EXERCISE INSTRUCTIONS: Find the string "this" in the listing and report every line that has it.

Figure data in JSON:
::::::::

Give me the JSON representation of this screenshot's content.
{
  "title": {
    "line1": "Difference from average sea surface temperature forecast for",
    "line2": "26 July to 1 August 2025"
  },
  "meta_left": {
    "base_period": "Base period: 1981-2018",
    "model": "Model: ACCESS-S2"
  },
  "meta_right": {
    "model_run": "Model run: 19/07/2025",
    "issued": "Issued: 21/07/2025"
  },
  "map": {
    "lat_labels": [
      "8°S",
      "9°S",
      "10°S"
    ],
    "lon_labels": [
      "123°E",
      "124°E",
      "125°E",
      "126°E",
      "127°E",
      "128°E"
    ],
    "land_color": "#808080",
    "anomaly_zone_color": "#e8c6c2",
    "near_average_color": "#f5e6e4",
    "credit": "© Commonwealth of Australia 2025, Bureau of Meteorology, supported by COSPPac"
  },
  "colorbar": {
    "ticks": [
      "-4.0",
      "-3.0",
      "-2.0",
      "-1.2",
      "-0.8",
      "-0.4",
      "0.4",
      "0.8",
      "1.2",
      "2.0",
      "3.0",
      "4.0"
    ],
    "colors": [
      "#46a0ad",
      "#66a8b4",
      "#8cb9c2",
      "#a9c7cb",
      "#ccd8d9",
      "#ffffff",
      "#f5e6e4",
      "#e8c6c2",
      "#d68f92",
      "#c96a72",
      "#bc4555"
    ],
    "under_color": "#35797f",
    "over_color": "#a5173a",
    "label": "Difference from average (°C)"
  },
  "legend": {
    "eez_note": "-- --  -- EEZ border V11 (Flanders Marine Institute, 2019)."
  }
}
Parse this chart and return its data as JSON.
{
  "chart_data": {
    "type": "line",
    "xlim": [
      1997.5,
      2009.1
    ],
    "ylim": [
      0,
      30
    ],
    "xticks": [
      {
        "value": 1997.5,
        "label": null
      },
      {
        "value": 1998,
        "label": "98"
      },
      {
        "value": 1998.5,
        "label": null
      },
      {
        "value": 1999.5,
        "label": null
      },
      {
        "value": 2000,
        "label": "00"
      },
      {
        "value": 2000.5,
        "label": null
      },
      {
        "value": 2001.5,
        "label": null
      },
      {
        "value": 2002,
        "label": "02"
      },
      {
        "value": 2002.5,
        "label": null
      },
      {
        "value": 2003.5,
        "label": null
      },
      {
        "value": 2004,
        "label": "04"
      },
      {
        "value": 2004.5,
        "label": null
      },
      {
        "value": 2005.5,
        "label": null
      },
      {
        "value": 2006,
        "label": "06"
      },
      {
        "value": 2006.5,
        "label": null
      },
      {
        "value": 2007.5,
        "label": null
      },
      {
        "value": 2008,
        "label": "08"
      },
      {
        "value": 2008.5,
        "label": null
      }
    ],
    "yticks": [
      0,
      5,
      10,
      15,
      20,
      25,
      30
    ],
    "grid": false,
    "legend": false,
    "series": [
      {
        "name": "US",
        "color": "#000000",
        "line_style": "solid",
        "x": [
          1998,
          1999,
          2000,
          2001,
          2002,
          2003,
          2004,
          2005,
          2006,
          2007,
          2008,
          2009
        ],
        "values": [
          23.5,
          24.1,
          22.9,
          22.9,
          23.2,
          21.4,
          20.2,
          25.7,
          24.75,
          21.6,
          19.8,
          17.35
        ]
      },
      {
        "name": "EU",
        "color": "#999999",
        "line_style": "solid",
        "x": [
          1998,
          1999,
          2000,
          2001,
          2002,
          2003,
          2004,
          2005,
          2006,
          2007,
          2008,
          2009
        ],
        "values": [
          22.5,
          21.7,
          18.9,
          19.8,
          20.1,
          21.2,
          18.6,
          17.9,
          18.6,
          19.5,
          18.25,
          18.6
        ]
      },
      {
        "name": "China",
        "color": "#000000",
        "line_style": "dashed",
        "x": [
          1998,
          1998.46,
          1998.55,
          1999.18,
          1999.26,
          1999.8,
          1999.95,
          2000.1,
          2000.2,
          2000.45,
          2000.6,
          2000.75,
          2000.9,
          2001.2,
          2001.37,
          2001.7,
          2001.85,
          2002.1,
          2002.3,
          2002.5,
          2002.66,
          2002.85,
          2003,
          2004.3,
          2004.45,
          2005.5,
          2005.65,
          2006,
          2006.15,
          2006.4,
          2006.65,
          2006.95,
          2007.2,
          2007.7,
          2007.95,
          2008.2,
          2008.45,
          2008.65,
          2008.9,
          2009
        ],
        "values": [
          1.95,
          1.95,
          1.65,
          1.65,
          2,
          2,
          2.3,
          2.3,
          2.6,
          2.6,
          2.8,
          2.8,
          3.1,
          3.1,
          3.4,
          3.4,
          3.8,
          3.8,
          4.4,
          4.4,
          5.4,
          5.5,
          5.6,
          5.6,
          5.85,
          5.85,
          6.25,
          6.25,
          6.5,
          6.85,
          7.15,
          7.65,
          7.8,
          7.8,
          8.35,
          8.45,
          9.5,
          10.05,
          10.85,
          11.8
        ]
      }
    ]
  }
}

::::::::

WRITTEN RESPONSE:
Give me the JSON representation of this screenshot's content.
Parse this chart and return its data as JSON.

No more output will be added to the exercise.